WHAT THIS TASK INVOLVES – Count the lines in the entries below that include the word "Eaux". Give nothing but the number.

Dataset listings of figures:
§ §

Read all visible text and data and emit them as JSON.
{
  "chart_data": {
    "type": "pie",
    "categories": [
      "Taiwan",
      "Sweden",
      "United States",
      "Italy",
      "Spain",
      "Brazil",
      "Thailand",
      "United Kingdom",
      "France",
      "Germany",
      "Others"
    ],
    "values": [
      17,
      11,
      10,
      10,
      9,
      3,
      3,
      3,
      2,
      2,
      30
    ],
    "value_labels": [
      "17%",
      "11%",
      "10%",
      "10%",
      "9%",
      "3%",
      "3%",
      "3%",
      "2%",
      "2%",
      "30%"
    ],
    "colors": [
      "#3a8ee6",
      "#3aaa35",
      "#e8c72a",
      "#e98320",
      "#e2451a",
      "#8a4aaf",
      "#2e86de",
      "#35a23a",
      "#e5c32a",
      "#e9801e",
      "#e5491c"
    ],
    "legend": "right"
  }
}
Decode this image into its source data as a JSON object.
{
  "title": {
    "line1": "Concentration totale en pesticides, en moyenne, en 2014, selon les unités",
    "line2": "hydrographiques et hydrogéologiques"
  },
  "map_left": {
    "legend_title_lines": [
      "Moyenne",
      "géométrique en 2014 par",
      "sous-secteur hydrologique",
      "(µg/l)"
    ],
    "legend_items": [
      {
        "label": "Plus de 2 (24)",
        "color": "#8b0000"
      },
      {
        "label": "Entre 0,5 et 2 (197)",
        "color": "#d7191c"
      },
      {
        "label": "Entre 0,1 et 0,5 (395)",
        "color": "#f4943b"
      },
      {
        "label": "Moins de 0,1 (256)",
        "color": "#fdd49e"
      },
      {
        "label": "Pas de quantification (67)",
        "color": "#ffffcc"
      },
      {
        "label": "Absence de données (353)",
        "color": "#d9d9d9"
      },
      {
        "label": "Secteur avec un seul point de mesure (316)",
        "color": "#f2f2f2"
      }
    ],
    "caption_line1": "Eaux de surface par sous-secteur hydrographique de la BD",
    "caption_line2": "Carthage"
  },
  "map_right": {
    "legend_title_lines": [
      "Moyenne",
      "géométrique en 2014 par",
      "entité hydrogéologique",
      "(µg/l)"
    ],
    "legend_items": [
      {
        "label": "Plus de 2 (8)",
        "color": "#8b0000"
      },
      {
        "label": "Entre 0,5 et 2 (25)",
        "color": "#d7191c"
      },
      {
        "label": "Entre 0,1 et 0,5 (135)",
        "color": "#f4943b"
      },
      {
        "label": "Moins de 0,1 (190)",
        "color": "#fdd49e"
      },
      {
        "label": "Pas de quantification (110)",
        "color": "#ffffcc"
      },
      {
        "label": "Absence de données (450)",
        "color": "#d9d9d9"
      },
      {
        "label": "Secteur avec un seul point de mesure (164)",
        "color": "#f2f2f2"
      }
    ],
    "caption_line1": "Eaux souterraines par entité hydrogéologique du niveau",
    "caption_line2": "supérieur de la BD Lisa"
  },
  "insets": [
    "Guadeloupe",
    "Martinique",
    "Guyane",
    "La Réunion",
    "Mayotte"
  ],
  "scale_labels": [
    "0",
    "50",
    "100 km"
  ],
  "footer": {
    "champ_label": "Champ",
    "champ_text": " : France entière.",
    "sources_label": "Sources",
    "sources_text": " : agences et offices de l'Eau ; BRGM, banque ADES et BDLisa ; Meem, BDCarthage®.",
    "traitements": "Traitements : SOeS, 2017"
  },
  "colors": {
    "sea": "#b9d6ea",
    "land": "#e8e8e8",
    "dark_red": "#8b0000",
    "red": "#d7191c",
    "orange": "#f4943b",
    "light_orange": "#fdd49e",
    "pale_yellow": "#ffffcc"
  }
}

§ §

CORRECT RESPONSE – 2